— Start —
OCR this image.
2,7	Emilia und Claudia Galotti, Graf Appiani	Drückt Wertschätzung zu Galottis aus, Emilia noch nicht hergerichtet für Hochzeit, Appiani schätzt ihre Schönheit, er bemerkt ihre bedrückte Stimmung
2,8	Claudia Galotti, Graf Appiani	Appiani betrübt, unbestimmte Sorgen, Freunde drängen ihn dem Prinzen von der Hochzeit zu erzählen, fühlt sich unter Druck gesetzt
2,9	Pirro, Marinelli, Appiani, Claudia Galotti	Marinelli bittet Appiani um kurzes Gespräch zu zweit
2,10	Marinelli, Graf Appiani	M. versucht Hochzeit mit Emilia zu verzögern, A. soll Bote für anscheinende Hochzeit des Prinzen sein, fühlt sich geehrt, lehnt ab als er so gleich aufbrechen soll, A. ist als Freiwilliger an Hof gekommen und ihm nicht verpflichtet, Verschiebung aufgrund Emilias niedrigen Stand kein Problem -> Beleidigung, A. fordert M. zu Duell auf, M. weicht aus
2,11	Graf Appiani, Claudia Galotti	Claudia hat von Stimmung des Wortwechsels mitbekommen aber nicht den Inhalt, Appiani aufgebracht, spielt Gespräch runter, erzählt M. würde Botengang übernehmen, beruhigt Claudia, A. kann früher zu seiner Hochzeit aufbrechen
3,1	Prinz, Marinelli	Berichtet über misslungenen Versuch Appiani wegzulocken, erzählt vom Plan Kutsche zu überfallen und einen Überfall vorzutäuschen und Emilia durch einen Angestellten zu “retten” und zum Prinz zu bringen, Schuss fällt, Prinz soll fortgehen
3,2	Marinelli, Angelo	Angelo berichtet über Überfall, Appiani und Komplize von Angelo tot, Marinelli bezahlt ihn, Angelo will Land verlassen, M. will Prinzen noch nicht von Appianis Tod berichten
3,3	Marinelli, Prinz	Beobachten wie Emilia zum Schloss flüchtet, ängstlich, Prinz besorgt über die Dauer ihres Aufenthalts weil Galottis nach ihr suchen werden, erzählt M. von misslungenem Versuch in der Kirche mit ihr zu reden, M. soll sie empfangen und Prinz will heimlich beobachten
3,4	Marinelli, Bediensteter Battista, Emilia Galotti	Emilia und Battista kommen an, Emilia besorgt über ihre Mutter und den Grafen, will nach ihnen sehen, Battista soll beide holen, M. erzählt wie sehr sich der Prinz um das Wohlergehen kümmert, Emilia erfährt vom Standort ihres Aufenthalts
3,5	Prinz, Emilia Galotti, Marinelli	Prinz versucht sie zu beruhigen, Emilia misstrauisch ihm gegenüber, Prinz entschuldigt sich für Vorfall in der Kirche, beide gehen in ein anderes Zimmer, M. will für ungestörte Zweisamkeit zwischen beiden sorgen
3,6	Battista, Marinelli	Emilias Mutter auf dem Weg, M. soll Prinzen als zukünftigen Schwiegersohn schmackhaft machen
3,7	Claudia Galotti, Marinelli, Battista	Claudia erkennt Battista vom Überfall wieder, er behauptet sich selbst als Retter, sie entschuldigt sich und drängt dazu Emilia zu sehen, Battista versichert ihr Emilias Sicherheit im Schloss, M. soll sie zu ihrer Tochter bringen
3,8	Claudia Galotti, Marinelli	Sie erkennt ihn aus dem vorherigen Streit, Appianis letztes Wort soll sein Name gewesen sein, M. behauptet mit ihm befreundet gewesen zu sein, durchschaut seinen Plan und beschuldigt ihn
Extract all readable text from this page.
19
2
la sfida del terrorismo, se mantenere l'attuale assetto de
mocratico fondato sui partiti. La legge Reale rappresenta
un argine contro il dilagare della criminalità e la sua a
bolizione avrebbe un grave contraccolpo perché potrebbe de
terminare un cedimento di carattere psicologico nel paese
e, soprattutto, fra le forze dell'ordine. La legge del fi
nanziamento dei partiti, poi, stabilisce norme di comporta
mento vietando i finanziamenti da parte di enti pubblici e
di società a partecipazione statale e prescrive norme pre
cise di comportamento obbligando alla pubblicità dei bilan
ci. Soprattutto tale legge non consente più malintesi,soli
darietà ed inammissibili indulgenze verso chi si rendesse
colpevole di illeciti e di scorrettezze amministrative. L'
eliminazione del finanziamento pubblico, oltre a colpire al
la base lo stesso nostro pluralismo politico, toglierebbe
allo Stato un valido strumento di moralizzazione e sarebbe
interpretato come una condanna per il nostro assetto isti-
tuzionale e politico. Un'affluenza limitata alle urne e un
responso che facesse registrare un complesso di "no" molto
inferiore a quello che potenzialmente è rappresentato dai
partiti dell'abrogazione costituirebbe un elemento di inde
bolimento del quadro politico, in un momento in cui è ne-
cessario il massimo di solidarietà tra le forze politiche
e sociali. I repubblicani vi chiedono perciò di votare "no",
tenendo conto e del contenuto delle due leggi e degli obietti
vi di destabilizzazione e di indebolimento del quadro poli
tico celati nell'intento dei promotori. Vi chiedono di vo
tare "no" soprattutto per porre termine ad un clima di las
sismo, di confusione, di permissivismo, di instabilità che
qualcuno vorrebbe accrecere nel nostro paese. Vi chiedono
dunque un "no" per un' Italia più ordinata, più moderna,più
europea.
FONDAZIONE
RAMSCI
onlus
— End —
Work to be completed:
Return only the count of lines in the records that hold the word "nostro".

Written solution:
3